**Requirement**
Copy out every record precisely.

**Dataset**
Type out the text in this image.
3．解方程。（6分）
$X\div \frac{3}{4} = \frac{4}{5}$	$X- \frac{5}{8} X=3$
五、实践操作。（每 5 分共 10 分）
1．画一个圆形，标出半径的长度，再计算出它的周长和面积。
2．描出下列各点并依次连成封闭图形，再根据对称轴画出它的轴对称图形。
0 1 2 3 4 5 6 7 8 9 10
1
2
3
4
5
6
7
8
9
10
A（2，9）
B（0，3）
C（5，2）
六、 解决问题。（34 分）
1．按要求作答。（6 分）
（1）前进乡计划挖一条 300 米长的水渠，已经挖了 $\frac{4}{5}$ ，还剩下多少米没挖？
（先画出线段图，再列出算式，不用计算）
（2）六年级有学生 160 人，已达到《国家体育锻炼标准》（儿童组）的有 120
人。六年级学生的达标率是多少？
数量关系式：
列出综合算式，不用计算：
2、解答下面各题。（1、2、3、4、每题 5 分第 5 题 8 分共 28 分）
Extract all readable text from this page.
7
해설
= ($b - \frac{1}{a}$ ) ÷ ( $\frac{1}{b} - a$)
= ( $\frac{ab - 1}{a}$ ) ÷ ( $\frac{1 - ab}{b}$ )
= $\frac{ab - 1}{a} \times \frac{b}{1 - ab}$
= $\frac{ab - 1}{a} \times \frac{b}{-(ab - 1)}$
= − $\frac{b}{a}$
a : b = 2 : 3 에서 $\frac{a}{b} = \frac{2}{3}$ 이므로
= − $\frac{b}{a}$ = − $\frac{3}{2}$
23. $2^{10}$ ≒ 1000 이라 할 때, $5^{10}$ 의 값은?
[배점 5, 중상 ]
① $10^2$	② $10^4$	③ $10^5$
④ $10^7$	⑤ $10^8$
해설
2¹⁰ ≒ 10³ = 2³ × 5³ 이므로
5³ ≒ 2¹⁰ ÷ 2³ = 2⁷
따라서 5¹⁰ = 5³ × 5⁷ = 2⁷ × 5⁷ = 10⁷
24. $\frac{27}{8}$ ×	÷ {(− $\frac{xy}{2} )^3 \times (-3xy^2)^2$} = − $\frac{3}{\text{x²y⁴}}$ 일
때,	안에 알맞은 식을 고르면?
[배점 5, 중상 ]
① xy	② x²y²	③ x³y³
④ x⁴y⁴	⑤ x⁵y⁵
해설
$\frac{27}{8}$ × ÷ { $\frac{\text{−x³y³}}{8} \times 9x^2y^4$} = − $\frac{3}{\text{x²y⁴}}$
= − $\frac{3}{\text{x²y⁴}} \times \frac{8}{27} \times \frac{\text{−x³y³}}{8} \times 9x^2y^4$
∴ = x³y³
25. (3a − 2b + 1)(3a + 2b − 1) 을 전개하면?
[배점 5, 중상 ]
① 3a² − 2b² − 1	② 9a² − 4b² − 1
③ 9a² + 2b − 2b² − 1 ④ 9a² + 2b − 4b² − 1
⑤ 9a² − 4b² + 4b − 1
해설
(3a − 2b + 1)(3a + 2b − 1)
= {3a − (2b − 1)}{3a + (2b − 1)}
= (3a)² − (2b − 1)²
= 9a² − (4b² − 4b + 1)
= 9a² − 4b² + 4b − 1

**Result below**
Type out the text in this image.
3．解方程。（6分）
$X\div \frac{3}{4} = \frac{4}{5}$	$X- \frac{5}{8} X=3$
五、实践操作。（每 5 分共 10 分）
1．画一个圆形，标出半径的长度，再计算出它的周长和面积。
2．描出下列各点并依次连成封闭图形，再根据对称轴画出它的轴对称图形。
0 1 2 3 4 5 6 7 8 9 10
1
2
3
4
5
6
7
8
9
10
A（2，9）
B（0，3）
C（5，2）
六、 解决问题。（34 分）
1．按要求作答。（6 分）
（1）前进乡计划挖一条 300 米长的水渠，已经挖了 $\frac{4}{5}$ ，还剩下多少米没挖？
（先画出线段图，再列出算式，不用计算）
（2）六年级有学生 160 人，已达到《国家体育锻炼标准》（儿童组）的有 120
人。六年级学生的达标率是多少？
数量关系式：
列出综合算式，不用计算：
2、解答下面各题。（1、2、3、4、每题 5 分第 5 题 8 分共 28 分）
Extract all readable text from this page.
7
해설
= ($b - \frac{1}{a}$ ) ÷ ( $\frac{1}{b} - a$)
= ( $\frac{ab - 1}{a}$ ) ÷ ( $\frac{1 - ab}{b}$ )
= $\frac{ab - 1}{a} \times \frac{b}{1 - ab}$
= $\frac{ab - 1}{a} \times \frac{b}{-(ab - 1)}$
= − $\frac{b}{a}$
a : b = 2 : 3 에서 $\frac{a}{b} = \frac{2}{3}$ 이므로
= − $\frac{b}{a}$ = − $\frac{3}{2}$
23. $2^{10}$ ≒ 1000 이라 할 때, $5^{10}$ 의 값은?
[배점 5, 중상 ]
① $10^2$	② $10^4$	③ $10^5$
④ $10^7$	⑤ $10^8$
해설
2¹⁰ ≒ 10³ = 2³ × 5³ 이므로
5³ ≒ 2¹⁰ ÷ 2³ = 2⁷
따라서 5¹⁰ = 5³ × 5⁷ = 2⁷ × 5⁷ = 10⁷
24. $\frac{27}{8}$ ×	÷ {(− $\frac{xy}{2} )^3 \times (-3xy^2)^2$} = − $\frac{3}{\text{x²y⁴}}$ 일
때,	안에 알맞은 식을 고르면?
[배점 5, 중상 ]
① xy	② x²y²	③ x³y³
④ x⁴y⁴	⑤ x⁵y⁵
해설
$\frac{27}{8}$ × ÷ { $\frac{\text{−x³y³}}{8} \times 9x^2y^4$} = − $\frac{3}{\text{x²y⁴}}$
= − $\frac{3}{\text{x²y⁴}} \times \frac{8}{27} \times \frac{\text{−x³y³}}{8} \times 9x^2y^4$
∴ = x³y³
25. (3a − 2b + 1)(3a + 2b − 1) 을 전개하면?
[배점 5, 중상 ]
① 3a² − 2b² − 1	② 9a² − 4b² − 1
③ 9a² + 2b − 2b² − 1 ④ 9a² + 2b − 4b² − 1
⑤ 9a² − 4b² + 4b − 1
해설
(3a − 2b + 1)(3a + 2b − 1)
= {3a − (2b − 1)}{3a + (2b − 1)}
= (3a)² − (2b − 1)²
= 9a² − (4b² − 4b + 1)
= 9a² − 4b² + 4b − 1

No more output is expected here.